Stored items
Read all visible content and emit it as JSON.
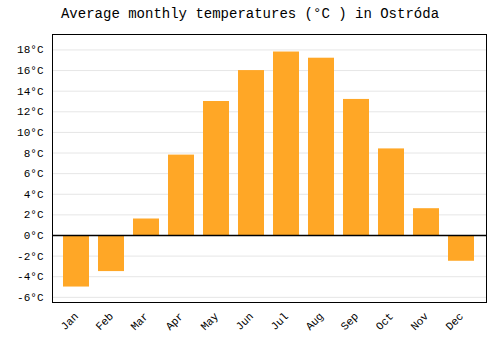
{
  "chart_data": {
    "type": "bar",
    "title": "Average monthly temperatures (°C ) in Ostróda",
    "categories": [
      "Jan",
      "Feb",
      "Mar",
      "Apr",
      "May",
      "Jun",
      "Jul",
      "Aug",
      "Sep",
      "Oct",
      "Nov",
      "Dec"
    ],
    "values": [
      -5.0,
      -3.5,
      1.6,
      7.8,
      13.0,
      16.0,
      17.8,
      17.2,
      13.2,
      8.4,
      2.6,
      -2.5
    ],
    "color": "#FFA726",
    "ylim": [
      -6.5,
      19.5
    ],
    "yticks": [
      {
        "value": -6,
        "label": "-6°C"
      },
      {
        "value": -4,
        "label": "-4°C"
      },
      {
        "value": -2,
        "label": "-2°C"
      },
      {
        "value": 0,
        "label": "0°C"
      },
      {
        "value": 2,
        "label": "2°C"
      },
      {
        "value": 4,
        "label": "4°C"
      },
      {
        "value": 6,
        "label": "6°C"
      },
      {
        "value": 8,
        "label": "8°C"
      },
      {
        "value": 10,
        "label": "10°C"
      },
      {
        "value": 12,
        "label": "12°C"
      },
      {
        "value": 14,
        "label": "14°C"
      },
      {
        "value": 16,
        "label": "16°C"
      },
      {
        "value": 18,
        "label": "18°C"
      }
    ],
    "grid": true
  }
}
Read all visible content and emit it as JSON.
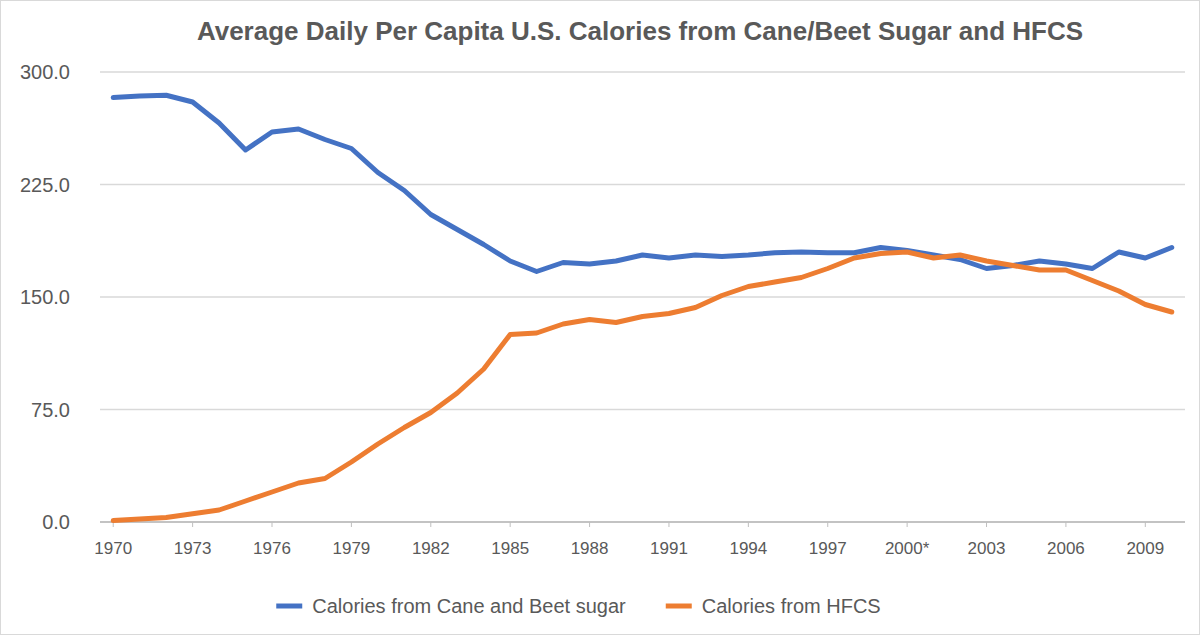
{
  "chart_data": {
    "type": "line",
    "title": "Average Daily Per Capita U.S. Calories from Cane/Beet Sugar and HFCS",
    "x": [
      1970,
      1971,
      1972,
      1973,
      1974,
      1975,
      1976,
      1977,
      1978,
      1979,
      1980,
      1981,
      1982,
      1983,
      1984,
      1985,
      1986,
      1987,
      1988,
      1989,
      1990,
      1991,
      1992,
      1993,
      1994,
      1995,
      1996,
      1997,
      1998,
      1999,
      2000,
      2001,
      2002,
      2003,
      2004,
      2005,
      2006,
      2007,
      2008,
      2009,
      2010
    ],
    "series": [
      {
        "name": "Calories from Cane and Beet sugar",
        "color": "#4472c4",
        "values": [
          283,
          284,
          284.5,
          280,
          266,
          248,
          260,
          262,
          255,
          249,
          233,
          221,
          205,
          195,
          185,
          174,
          167,
          173,
          172,
          174,
          178,
          176,
          178,
          177,
          178,
          179.5,
          180,
          179.5,
          179.5,
          183,
          181,
          178,
          175,
          169,
          171,
          174,
          172,
          169,
          180,
          176,
          183
        ]
      },
      {
        "name": "Calories from HFCS",
        "color": "#ed7d31",
        "values": [
          1,
          2,
          3,
          5.5,
          8,
          14,
          20,
          26,
          29,
          40,
          52,
          63,
          73,
          86,
          102,
          125,
          126,
          132,
          135,
          133,
          137,
          139,
          143,
          151,
          157,
          160,
          163,
          169,
          176,
          179,
          180,
          176,
          178,
          174,
          171,
          168,
          168,
          161,
          154,
          145,
          140
        ]
      }
    ],
    "xlim": [
      1969.5,
      2010.5
    ],
    "xticks": [
      1970,
      1973,
      1976,
      1979,
      1982,
      1985,
      1988,
      1991,
      1994,
      1997,
      {
        "value": 2000,
        "label": "2000*"
      },
      2003,
      2006,
      2009
    ],
    "ylim": [
      0,
      300
    ],
    "yticks": [
      {
        "value": 0,
        "label": "0.0"
      },
      {
        "value": 75,
        "label": "75.0"
      },
      {
        "value": 150,
        "label": "150.0"
      },
      {
        "value": 225,
        "label": "225.0"
      },
      {
        "value": 300,
        "label": "300.0"
      }
    ],
    "grid": true,
    "legend": "bottom"
  }
}
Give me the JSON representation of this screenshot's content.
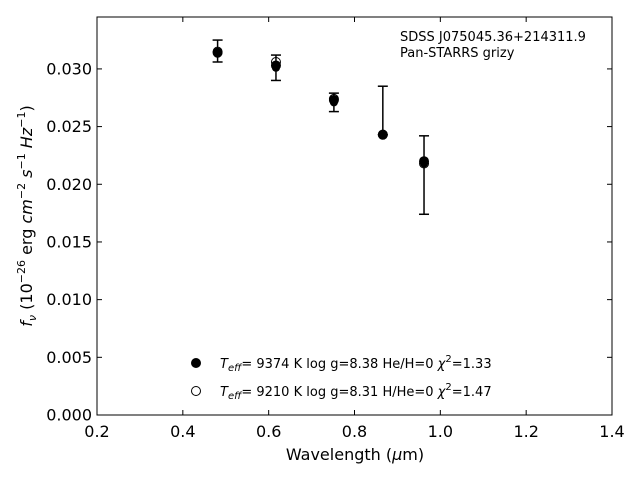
{
  "chart_data": {
    "type": "scatter",
    "xlabel": "Wavelength (μm)",
    "ylabel": "f_ν (10^{-26} erg cm^{-2} s^{-1} Hz^{-1})",
    "xlim": [
      0.2,
      1.4
    ],
    "ylim": [
      0.0,
      0.0345
    ],
    "xticks": [
      "0.2",
      "0.4",
      "0.6",
      "0.8",
      "1.0",
      "1.2",
      "1.4"
    ],
    "yticks": [
      "0.000",
      "0.005",
      "0.010",
      "0.015",
      "0.020",
      "0.025",
      "0.030"
    ],
    "grid": false,
    "annotations": [
      "SDSS J075045.36+214311.9",
      "Pan-STARRS grizy"
    ],
    "observed": {
      "x": [
        0.481,
        0.617,
        0.752,
        0.866,
        0.962
      ],
      "y": [
        0.0315,
        0.0301,
        0.0271,
        0.0243,
        0.0218
      ],
      "yerr_low": [
        0.0306,
        0.029,
        0.0263,
        0.0243,
        0.0174
      ],
      "yerr_high": [
        0.0325,
        0.0312,
        0.0279,
        0.0285,
        0.0242
      ]
    },
    "series": [
      {
        "marker": "filled-circle",
        "x": [
          0.481,
          0.617,
          0.752,
          0.866,
          0.962
        ],
        "y": [
          0.0314,
          0.0303,
          0.0273,
          0.0243,
          0.022
        ],
        "label_parts": {
          "teff": "9374 K",
          "logg": "log g=8.38",
          "comp": "He/H=0",
          "chi2": "=1.33"
        }
      },
      {
        "marker": "open-circle",
        "x": [
          0.481,
          0.617,
          0.752,
          0.866,
          0.962
        ],
        "y": [
          0.0315,
          0.0306,
          0.0274,
          0.0243,
          0.0218
        ],
        "label_parts": {
          "teff": "9210 K",
          "logg": "log g=8.31",
          "comp": "H/He=0",
          "chi2": "=1.47"
        }
      }
    ]
  }
}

- Direction: Every line should be retyped exactly, with the pictures omitted.

- Response:
Read all visible content and emit it as JSON.
{
  "chart_data": {
    "type": "bar",
    "title": "Average monthly temperatures (°C ) in Ostróda",
    "categories": [
      "Jan",
      "Feb",
      "Mar",
      "Apr",
      "May",
      "Jun",
      "Jul",
      "Aug",
      "Sep",
      "Oct",
      "Nov",
      "Dec"
    ],
    "values": [
      -5.0,
      -3.5,
      1.6,
      7.8,
      13.0,
      16.0,
      17.8,
      17.2,
      13.2,
      8.4,
      2.6,
      -2.5
    ],
    "color": "#FFA726",
    "ylim": [
      -6.5,
      19.5
    ],
    "yticks": [
      {
        "value": -6,
        "label": "-6°C"
      },
      {
        "value": -4,
        "label": "-4°C"
      },
      {
        "value": -2,
        "label": "-2°C"
      },
      {
        "value": 0,
        "label": "0°C"
      },
      {
        "value": 2,
        "label": "2°C"
      },
      {
        "value": 4,
        "label": "4°C"
      },
      {
        "value": 6,
        "label": "6°C"
      },
      {
        "value": 8,
        "label": "8°C"
      },
      {
        "value": 10,
        "label": "10°C"
      },
      {
        "value": 12,
        "label": "12°C"
      },
      {
        "value": 14,
        "label": "14°C"
      },
      {
        "value": 16,
        "label": "16°C"
      },
      {
        "value": 18,
        "label": "18°C"
      }
    ],
    "grid": true
  }
}
Read all visible content and emit it as JSON.
{
  "chart_data": {
    "type": "line",
    "title": "Average Daily Per Capita U.S. Calories from Cane/Beet Sugar and HFCS",
    "x": [
      1970,
      1971,
      1972,
      1973,
      1974,
      1975,
      1976,
      1977,
      1978,
      1979,
      1980,
      1981,
      1982,
      1983,
      1984,
      1985,
      1986,
      1987,
      1988,
      1989,
      1990,
      1991,
      1992,
      1993,
      1994,
      1995,
      1996,
      1997,
      1998,
      1999,
      2000,
      2001,
      2002,
      2003,
      2004,
      2005,
      2006,
      2007,
      2008,
      2009,
      2010
    ],
    "series": [
      {
        "name": "Calories from Cane and Beet sugar",
        "color": "#4472c4",
        "values": [
          283,
          284,
          284.5,
          280,
          266,
          248,
          260,
          262,
          255,
          249,
          233,
          221,
          205,
          195,
          185,
          174,
          167,
          173,
          172,
          174,
          178,
          176,
          178,
          177,
          178,
          179.5,
          180,
          179.5,
          179.5,
          183,
          181,
          178,
          175,
          169,
          171,
          174,
          172,
          169,
          180,
          176,
          183
        ]
      },
      {
        "name": "Calories from HFCS",
        "color": "#ed7d31",
        "values": [
          1,
          2,
          3,
          5.5,
          8,
          14,
          20,
          26,
          29,
          40,
          52,
          63,
          73,
          86,
          102,
          125,
          126,
          132,
          135,
          133,
          137,
          139,
          143,
          151,
          157,
          160,
          163,
          169,
          176,
          179,
          180,
          176,
          178,
          174,
          171,
          168,
          168,
          161,
          154,
          145,
          140
        ]
      }
    ],
    "xlim": [
      1969.5,
      2010.5
    ],
    "xticks": [
      1970,
      1973,
      1976,
      1979,
      1982,
      1985,
      1988,
      1991,
      1994,
      1997,
      {
        "value": 2000,
        "label": "2000*"
      },
      2003,
      2006,
      2009
    ],
    "ylim": [
      0,
      300
    ],
    "yticks": [
      {
        "value": 0,
        "label": "0.0"
      },
      {
        "value": 75,
        "label": "75.0"
      },
      {
        "value": 150,
        "label": "150.0"
      },
      {
        "value": 225,
        "label": "225.0"
      },
      {
        "value": 300,
        "label": "300.0"
      }
    ],
    "grid": true,
    "legend": "bottom"
  }
}
Give me the JSON representation of this screenshot's content.
{
  "chart_data": {
    "type": "scatter",
    "xlabel": "Wavelength (μm)",
    "ylabel": "f_ν (10^{-26} erg cm^{-2} s^{-1} Hz^{-1})",
    "xlim": [
      0.2,
      1.4
    ],
    "ylim": [
      0.0,
      0.0345
    ],
    "xticks": [
      "0.2",
      "0.4",
      "0.6",
      "0.8",
      "1.0",
      "1.2",
      "1.4"
    ],
    "yticks": [
      "0.000",
      "0.005",
      "0.010",
      "0.015",
      "0.020",
      "0.025",
      "0.030"
    ],
    "grid": false,
    "annotations": [
      "SDSS J075045.36+214311.9",
      "Pan-STARRS grizy"
    ],
    "observed": {
      "x": [
        0.481,
        0.617,
        0.752,
        0.866,
        0.962
      ],
      "y": [
        0.0315,
        0.0301,
        0.0271,
        0.0243,
        0.0218
      ],
      "yerr_low": [
        0.0306,
        0.029,
        0.0263,
        0.0243,
        0.0174
      ],
      "yerr_high": [
        0.0325,
        0.0312,
        0.0279,
        0.0285,
        0.0242
      ]
    },
    "series": [
      {
        "marker": "filled-circle",
        "x": [
          0.481,
          0.617,
          0.752,
          0.866,
          0.962
        ],
        "y": [
          0.0314,
          0.0303,
          0.0273,
          0.0243,
          0.022
        ],
        "label_parts": {
          "teff": "9374 K",
          "logg": "log g=8.38",
          "comp": "He/H=0",
          "chi2": "=1.33"
        }
      },
      {
        "marker": "open-circle",
        "x": [
          0.481,
          0.617,
          0.752,
          0.866,
          0.962
        ],
        "y": [
          0.0315,
          0.0306,
          0.0274,
          0.0243,
          0.0218
        ],
        "label_parts": {
          "teff": "9210 K",
          "logg": "log g=8.31",
          "comp": "H/He=0",
          "chi2": "=1.47"
        }
      }
    ]
  }
}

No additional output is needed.